● Data to use:
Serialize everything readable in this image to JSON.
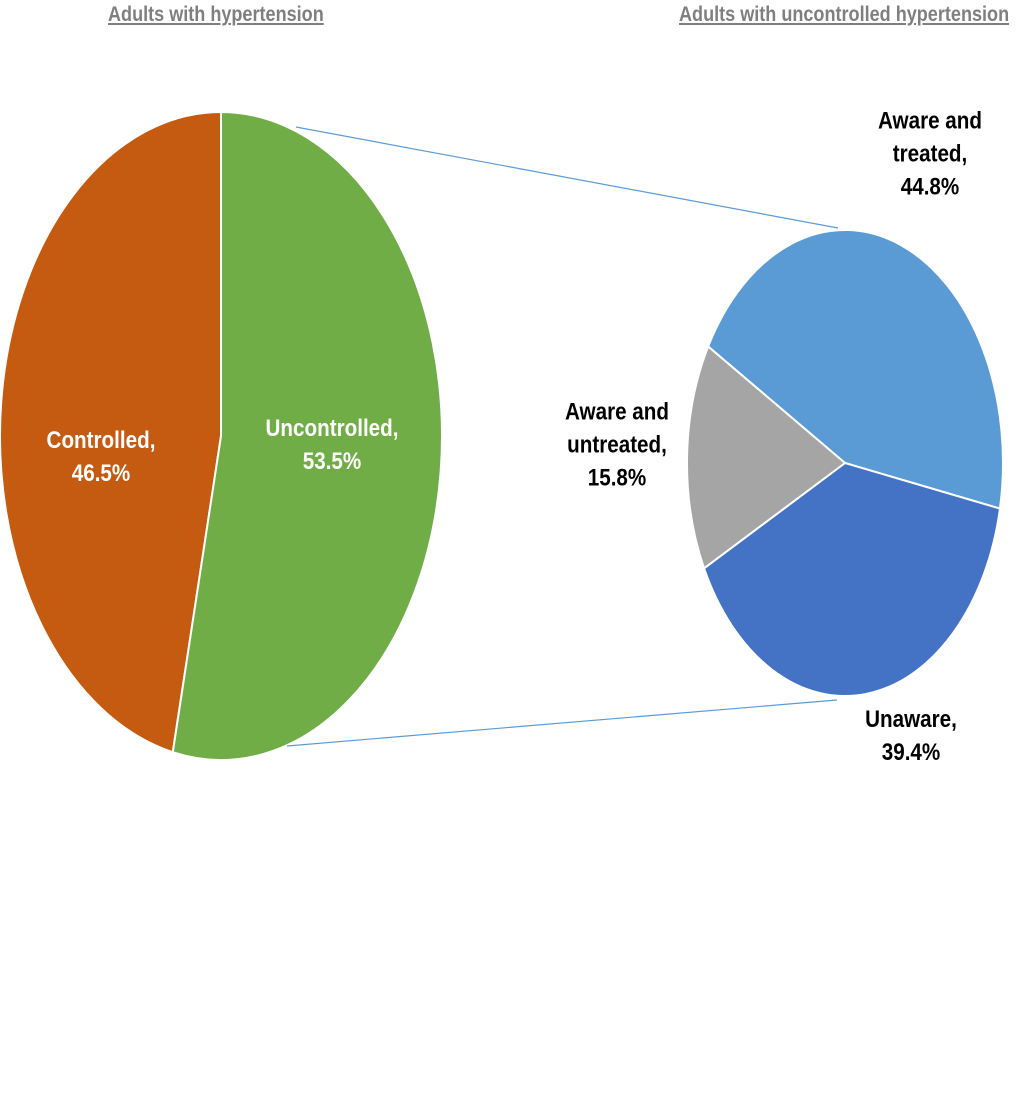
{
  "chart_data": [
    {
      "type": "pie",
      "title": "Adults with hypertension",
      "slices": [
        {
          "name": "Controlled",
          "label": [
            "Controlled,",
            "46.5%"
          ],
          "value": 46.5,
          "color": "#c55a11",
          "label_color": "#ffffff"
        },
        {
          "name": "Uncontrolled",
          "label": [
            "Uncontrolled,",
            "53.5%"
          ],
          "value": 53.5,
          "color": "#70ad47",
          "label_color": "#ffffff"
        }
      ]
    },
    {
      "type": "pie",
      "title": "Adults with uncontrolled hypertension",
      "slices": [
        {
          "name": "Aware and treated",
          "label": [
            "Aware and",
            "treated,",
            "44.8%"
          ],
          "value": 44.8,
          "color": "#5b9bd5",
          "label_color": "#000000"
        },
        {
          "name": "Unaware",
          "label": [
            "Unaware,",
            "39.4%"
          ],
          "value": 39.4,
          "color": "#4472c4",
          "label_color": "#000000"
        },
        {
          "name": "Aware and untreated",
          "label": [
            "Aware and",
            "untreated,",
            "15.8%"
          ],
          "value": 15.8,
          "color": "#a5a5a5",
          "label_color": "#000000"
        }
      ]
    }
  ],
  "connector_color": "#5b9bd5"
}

● Exercise description:
Pictures are excluded; output everything else in the data verbatim.

● Task output:
Serialize everything readable in this image to JSON.
{
  "chart_data": [
    {
      "type": "pie",
      "title": "Adults with hypertension",
      "slices": [
        {
          "name": "Controlled",
          "label": [
            "Controlled,",
            "46.5%"
          ],
          "value": 46.5,
          "color": "#c55a11",
          "label_color": "#ffffff"
        },
        {
          "name": "Uncontrolled",
          "label": [
            "Uncontrolled,",
            "53.5%"
          ],
          "value": 53.5,
          "color": "#70ad47",
          "label_color": "#ffffff"
        }
      ]
    },
    {
      "type": "pie",
      "title": "Adults with uncontrolled hypertension",
      "slices": [
        {
          "name": "Aware and treated",
          "label": [
            "Aware and",
            "treated,",
            "44.8%"
          ],
          "value": 44.8,
          "color": "#5b9bd5",
          "label_color": "#000000"
        },
        {
          "name": "Unaware",
          "label": [
            "Unaware,",
            "39.4%"
          ],
          "value": 39.4,
          "color": "#4472c4",
          "label_color": "#000000"
        },
        {
          "name": "Aware and untreated",
          "label": [
            "Aware and",
            "untreated,",
            "15.8%"
          ],
          "value": 15.8,
          "color": "#a5a5a5",
          "label_color": "#000000"
        }
      ]
    }
  ],
  "connector_color": "#5b9bd5"
}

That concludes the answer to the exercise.